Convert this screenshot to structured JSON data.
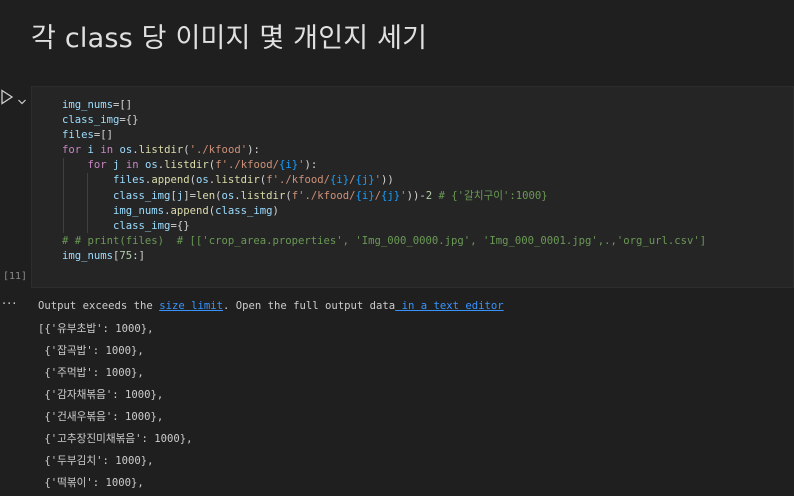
{
  "markdown": {
    "heading": "각 class 당 이미지 몇 개인지 세기"
  },
  "cell": {
    "execution_count": "[11]",
    "code_lines": [
      [
        [
          "var",
          "img_nums"
        ],
        [
          "pun",
          "="
        ],
        [
          "pun",
          "[]"
        ]
      ],
      [
        [
          "var",
          "class_img"
        ],
        [
          "pun",
          "="
        ],
        [
          "pun",
          "{}"
        ]
      ],
      [
        [
          "var",
          "files"
        ],
        [
          "pun",
          "="
        ],
        [
          "pun",
          "[]"
        ]
      ],
      [
        [
          "kw",
          "for"
        ],
        [
          "pun",
          " "
        ],
        [
          "var",
          "i"
        ],
        [
          "pun",
          " "
        ],
        [
          "kw",
          "in"
        ],
        [
          "pun",
          " "
        ],
        [
          "var",
          "os"
        ],
        [
          "pun",
          "."
        ],
        [
          "fn",
          "listdir"
        ],
        [
          "pun",
          "("
        ],
        [
          "str",
          "'./kfood'"
        ],
        [
          "pun",
          "):"
        ]
      ],
      [
        [
          "pun",
          "    "
        ],
        [
          "kw",
          "for"
        ],
        [
          "pun",
          " "
        ],
        [
          "var",
          "j"
        ],
        [
          "pun",
          " "
        ],
        [
          "kw",
          "in"
        ],
        [
          "pun",
          " "
        ],
        [
          "var",
          "os"
        ],
        [
          "pun",
          "."
        ],
        [
          "fn",
          "listdir"
        ],
        [
          "pun",
          "("
        ],
        [
          "str",
          "f'./kfood/"
        ],
        [
          "brk2",
          "{i}"
        ],
        [
          "str",
          "'"
        ],
        [
          "pun",
          "):"
        ]
      ],
      [
        [
          "pun",
          "        "
        ],
        [
          "var",
          "files"
        ],
        [
          "pun",
          "."
        ],
        [
          "fn",
          "append"
        ],
        [
          "pun",
          "("
        ],
        [
          "var",
          "os"
        ],
        [
          "pun",
          "."
        ],
        [
          "fn",
          "listdir"
        ],
        [
          "pun",
          "("
        ],
        [
          "str",
          "f'./kfood/"
        ],
        [
          "brk2",
          "{i}"
        ],
        [
          "str",
          "/"
        ],
        [
          "brk2",
          "{j}"
        ],
        [
          "str",
          "'"
        ],
        [
          "pun",
          "))"
        ]
      ],
      [
        [
          "pun",
          "        "
        ],
        [
          "var",
          "class_img"
        ],
        [
          "pun",
          "["
        ],
        [
          "var",
          "j"
        ],
        [
          "pun",
          "]="
        ],
        [
          "fn",
          "len"
        ],
        [
          "pun",
          "("
        ],
        [
          "var",
          "os"
        ],
        [
          "pun",
          "."
        ],
        [
          "fn",
          "listdir"
        ],
        [
          "pun",
          "("
        ],
        [
          "str",
          "f'./kfood/"
        ],
        [
          "brk2",
          "{i}"
        ],
        [
          "str",
          "/"
        ],
        [
          "brk2",
          "{j}"
        ],
        [
          "str",
          "'"
        ],
        [
          "pun",
          "))-"
        ],
        [
          "num",
          "2"
        ],
        [
          "pun",
          " "
        ],
        [
          "cmt",
          "# {'갈치구이':1000}"
        ]
      ],
      [
        [
          "pun",
          "        "
        ],
        [
          "var",
          "img_nums"
        ],
        [
          "pun",
          "."
        ],
        [
          "fn",
          "append"
        ],
        [
          "pun",
          "("
        ],
        [
          "var",
          "class_img"
        ],
        [
          "pun",
          ")"
        ]
      ],
      [
        [
          "pun",
          "        "
        ],
        [
          "var",
          "class_img"
        ],
        [
          "pun",
          "="
        ],
        [
          "pun",
          "{}"
        ]
      ],
      [
        [
          "cmt",
          "# # print(files)  # [['crop_area.properties', 'Img_000_0000.jpg', 'Img_000_0001.jpg',.,'org_url.csv']"
        ]
      ],
      [
        [
          "var",
          "img_nums"
        ],
        [
          "pun",
          "["
        ],
        [
          "num",
          "75"
        ],
        [
          "pun",
          ":]"
        ]
      ]
    ]
  },
  "output": {
    "notice_prefix": "Output exceeds the ",
    "size_limit_link": "size limit",
    "notice_middle": ". Open the full output data",
    "text_editor_link": " in a text editor",
    "lines": [
      "[{'유부초밥': 1000},",
      " {'잡곡밥': 1000},",
      " {'주먹밥': 1000},",
      " {'감자채볶음': 1000},",
      " {'건새우볶음': 1000},",
      " {'고추장진미채볶음': 1000},",
      " {'두부김치': 1000},",
      " {'떡볶이': 1000},"
    ]
  },
  "icons": {
    "run": "play-icon",
    "chevron": "chevron-down-icon",
    "more": "ellipsis-icon"
  }
}
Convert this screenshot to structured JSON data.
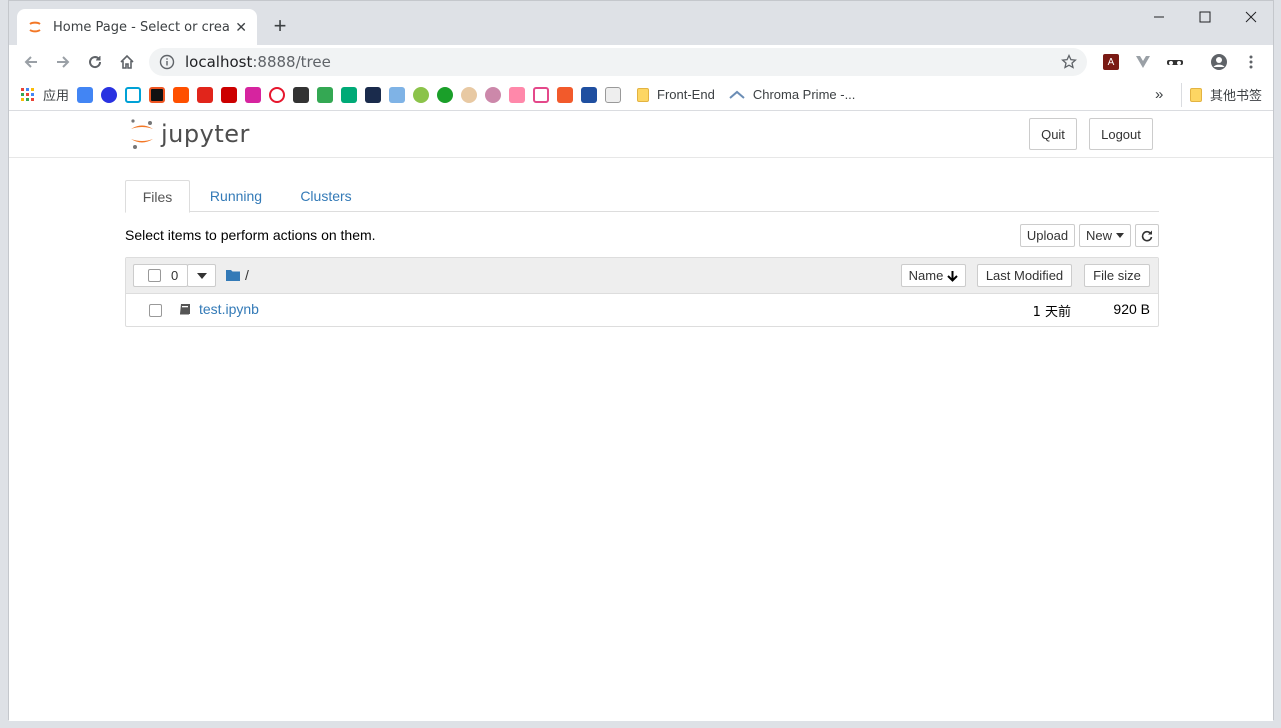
##############################
WRITTEN PROBLEM: Write out the entries above verbatim; the pictures do not belong in your copy.

THE REPLY:
Convert this screenshot to structured JSON data.
{
  "markdown": {
    "heading": "각 class 당 이미지 몇 개인지 세기"
  },
  "cell": {
    "execution_count": "[11]",
    "code_lines": [
      [
        [
          "var",
          "img_nums"
        ],
        [
          "pun",
          "="
        ],
        [
          "pun",
          "[]"
        ]
      ],
      [
        [
          "var",
          "class_img"
        ],
        [
          "pun",
          "="
        ],
        [
          "pun",
          "{}"
        ]
      ],
      [
        [
          "var",
          "files"
        ],
        [
          "pun",
          "="
        ],
        [
          "pun",
          "[]"
        ]
      ],
      [
        [
          "kw",
          "for"
        ],
        [
          "pun",
          " "
        ],
        [
          "var",
          "i"
        ],
        [
          "pun",
          " "
        ],
        [
          "kw",
          "in"
        ],
        [
          "pun",
          " "
        ],
        [
          "var",
          "os"
        ],
        [
          "pun",
          "."
        ],
        [
          "fn",
          "listdir"
        ],
        [
          "pun",
          "("
        ],
        [
          "str",
          "'./kfood'"
        ],
        [
          "pun",
          "):"
        ]
      ],
      [
        [
          "pun",
          "    "
        ],
        [
          "kw",
          "for"
        ],
        [
          "pun",
          " "
        ],
        [
          "var",
          "j"
        ],
        [
          "pun",
          " "
        ],
        [
          "kw",
          "in"
        ],
        [
          "pun",
          " "
        ],
        [
          "var",
          "os"
        ],
        [
          "pun",
          "."
        ],
        [
          "fn",
          "listdir"
        ],
        [
          "pun",
          "("
        ],
        [
          "str",
          "f'./kfood/"
        ],
        [
          "brk2",
          "{i}"
        ],
        [
          "str",
          "'"
        ],
        [
          "pun",
          "):"
        ]
      ],
      [
        [
          "pun",
          "        "
        ],
        [
          "var",
          "files"
        ],
        [
          "pun",
          "."
        ],
        [
          "fn",
          "append"
        ],
        [
          "pun",
          "("
        ],
        [
          "var",
          "os"
        ],
        [
          "pun",
          "."
        ],
        [
          "fn",
          "listdir"
        ],
        [
          "pun",
          "("
        ],
        [
          "str",
          "f'./kfood/"
        ],
        [
          "brk2",
          "{i}"
        ],
        [
          "str",
          "/"
        ],
        [
          "brk2",
          "{j}"
        ],
        [
          "str",
          "'"
        ],
        [
          "pun",
          "))"
        ]
      ],
      [
        [
          "pun",
          "        "
        ],
        [
          "var",
          "class_img"
        ],
        [
          "pun",
          "["
        ],
        [
          "var",
          "j"
        ],
        [
          "pun",
          "]="
        ],
        [
          "fn",
          "len"
        ],
        [
          "pun",
          "("
        ],
        [
          "var",
          "os"
        ],
        [
          "pun",
          "."
        ],
        [
          "fn",
          "listdir"
        ],
        [
          "pun",
          "("
        ],
        [
          "str",
          "f'./kfood/"
        ],
        [
          "brk2",
          "{i}"
        ],
        [
          "str",
          "/"
        ],
        [
          "brk2",
          "{j}"
        ],
        [
          "str",
          "'"
        ],
        [
          "pun",
          "))-"
        ],
        [
          "num",
          "2"
        ],
        [
          "pun",
          " "
        ],
        [
          "cmt",
          "# {'갈치구이':1000}"
        ]
      ],
      [
        [
          "pun",
          "        "
        ],
        [
          "var",
          "img_nums"
        ],
        [
          "pun",
          "."
        ],
        [
          "fn",
          "append"
        ],
        [
          "pun",
          "("
        ],
        [
          "var",
          "class_img"
        ],
        [
          "pun",
          ")"
        ]
      ],
      [
        [
          "pun",
          "        "
        ],
        [
          "var",
          "class_img"
        ],
        [
          "pun",
          "="
        ],
        [
          "pun",
          "{}"
        ]
      ],
      [
        [
          "cmt",
          "# # print(files)  # [['crop_area.properties', 'Img_000_0000.jpg', 'Img_000_0001.jpg',.,'org_url.csv']"
        ]
      ],
      [
        [
          "var",
          "img_nums"
        ],
        [
          "pun",
          "["
        ],
        [
          "num",
          "75"
        ],
        [
          "pun",
          ":]"
        ]
      ]
    ]
  },
  "output": {
    "notice_prefix": "Output exceeds the ",
    "size_limit_link": "size limit",
    "notice_middle": ". Open the full output data",
    "text_editor_link": " in a text editor",
    "lines": [
      "[{'유부초밥': 1000},",
      " {'잡곡밥': 1000},",
      " {'주먹밥': 1000},",
      " {'감자채볶음': 1000},",
      " {'건새우볶음': 1000},",
      " {'고추장진미채볶음': 1000},",
      " {'두부김치': 1000},",
      " {'떡볶이': 1000},"
    ]
  },
  "icons": {
    "run": "play-icon",
    "chevron": "chevron-down-icon",
    "more": "ellipsis-icon"
  }
}
Convert this screenshot to structured JSON data.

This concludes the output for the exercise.